◆ EXERCISE DESCRIPTION
Transcribe the material in full. Nothing should differ except that the pictures are left out.
-- BEGIN RECORDS SUPPLIED --
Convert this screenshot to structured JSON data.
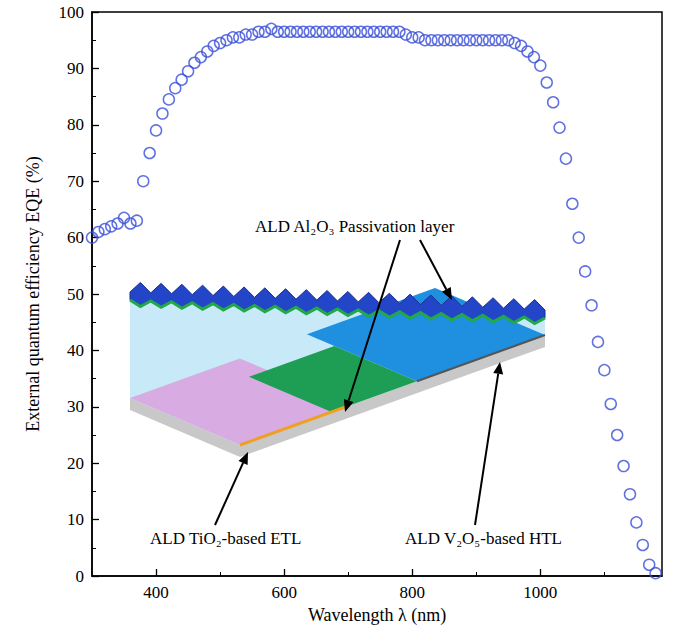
{
  "chart_data": {
    "type": "scatter",
    "x_label": "Wavelength λ (nm)",
    "y_label": "External quantum efficiency EQE (%)",
    "x": [
      300,
      310,
      320,
      330,
      340,
      350,
      360,
      370,
      380,
      390,
      400,
      410,
      420,
      430,
      440,
      450,
      460,
      470,
      480,
      490,
      500,
      510,
      520,
      530,
      540,
      550,
      560,
      570,
      580,
      590,
      600,
      610,
      620,
      630,
      640,
      650,
      660,
      670,
      680,
      690,
      700,
      710,
      720,
      730,
      740,
      750,
      760,
      770,
      780,
      790,
      800,
      810,
      820,
      830,
      840,
      850,
      860,
      870,
      880,
      890,
      900,
      910,
      920,
      930,
      940,
      950,
      960,
      970,
      980,
      990,
      1000,
      1010,
      1020,
      1030,
      1040,
      1050,
      1060,
      1070,
      1080,
      1090,
      1100,
      1110,
      1120,
      1130,
      1140,
      1150,
      1160,
      1170,
      1180
    ],
    "values": [
      60,
      61,
      61.5,
      62,
      62.5,
      63.5,
      62.5,
      63,
      70,
      75,
      79,
      82,
      84.5,
      86.5,
      88,
      89.5,
      91,
      92,
      93,
      94,
      94.5,
      95,
      95.5,
      95.5,
      96,
      96,
      96.5,
      96.5,
      97,
      96.5,
      96.5,
      96.5,
      96.5,
      96.5,
      96.5,
      96.5,
      96.5,
      96.5,
      96.5,
      96.5,
      96.5,
      96.5,
      96.5,
      96.5,
      96.5,
      96.5,
      96.5,
      96.5,
      96.5,
      96,
      95.5,
      95.5,
      95,
      95,
      95,
      95,
      95,
      95,
      95,
      95,
      95,
      95,
      95,
      95,
      95,
      95,
      94.5,
      94,
      93,
      92,
      90.5,
      87.5,
      84,
      79.5,
      74,
      66,
      60,
      54,
      48,
      41.5,
      36.5,
      30.5,
      25,
      19.5,
      14.5,
      9.5,
      5.5,
      2,
      0.5
    ],
    "color": "#3a4fd8",
    "marker": "open circle",
    "xlim": [
      300,
      1190
    ],
    "xticks": [
      400,
      600,
      800,
      1000
    ],
    "ylim": [
      0,
      100
    ],
    "yticks": [
      0,
      10,
      20,
      30,
      40,
      50,
      60,
      70,
      80,
      90,
      100
    ],
    "grid": false,
    "annotations": [
      "ALD Al₂O₃ Passivation layer",
      "ALD TiO₂-based ETL",
      "ALD V₂O₅-based HTL"
    ]
  }
}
-- END RECORDS SUPPLIED --
◆ OUTPUT FOR THIS EXERCISE
Convert this screenshot to structured JSON data.
{
  "chart_data": {
    "type": "scatter",
    "x_label": "Wavelength λ (nm)",
    "y_label": "External quantum efficiency EQE (%)",
    "x": [
      300,
      310,
      320,
      330,
      340,
      350,
      360,
      370,
      380,
      390,
      400,
      410,
      420,
      430,
      440,
      450,
      460,
      470,
      480,
      490,
      500,
      510,
      520,
      530,
      540,
      550,
      560,
      570,
      580,
      590,
      600,
      610,
      620,
      630,
      640,
      650,
      660,
      670,
      680,
      690,
      700,
      710,
      720,
      730,
      740,
      750,
      760,
      770,
      780,
      790,
      800,
      810,
      820,
      830,
      840,
      850,
      860,
      870,
      880,
      890,
      900,
      910,
      920,
      930,
      940,
      950,
      960,
      970,
      980,
      990,
      1000,
      1010,
      1020,
      1030,
      1040,
      1050,
      1060,
      1070,
      1080,
      1090,
      1100,
      1110,
      1120,
      1130,
      1140,
      1150,
      1160,
      1170,
      1180
    ],
    "values": [
      60,
      61,
      61.5,
      62,
      62.5,
      63.5,
      62.5,
      63,
      70,
      75,
      79,
      82,
      84.5,
      86.5,
      88,
      89.5,
      91,
      92,
      93,
      94,
      94.5,
      95,
      95.5,
      95.5,
      96,
      96,
      96.5,
      96.5,
      97,
      96.5,
      96.5,
      96.5,
      96.5,
      96.5,
      96.5,
      96.5,
      96.5,
      96.5,
      96.5,
      96.5,
      96.5,
      96.5,
      96.5,
      96.5,
      96.5,
      96.5,
      96.5,
      96.5,
      96.5,
      96,
      95.5,
      95.5,
      95,
      95,
      95,
      95,
      95,
      95,
      95,
      95,
      95,
      95,
      95,
      95,
      95,
      95,
      94.5,
      94,
      93,
      92,
      90.5,
      87.5,
      84,
      79.5,
      74,
      66,
      60,
      54,
      48,
      41.5,
      36.5,
      30.5,
      25,
      19.5,
      14.5,
      9.5,
      5.5,
      2,
      0.5
    ],
    "color": "#3a4fd8",
    "marker": "open circle",
    "xlim": [
      300,
      1190
    ],
    "xticks": [
      400,
      600,
      800,
      1000
    ],
    "ylim": [
      0,
      100
    ],
    "yticks": [
      0,
      10,
      20,
      30,
      40,
      50,
      60,
      70,
      80,
      90,
      100
    ],
    "grid": false,
    "annotations": [
      "ALD Al₂O₃ Passivation layer",
      "ALD TiO₂-based ETL",
      "ALD V₂O₅-based HTL"
    ]
  }
}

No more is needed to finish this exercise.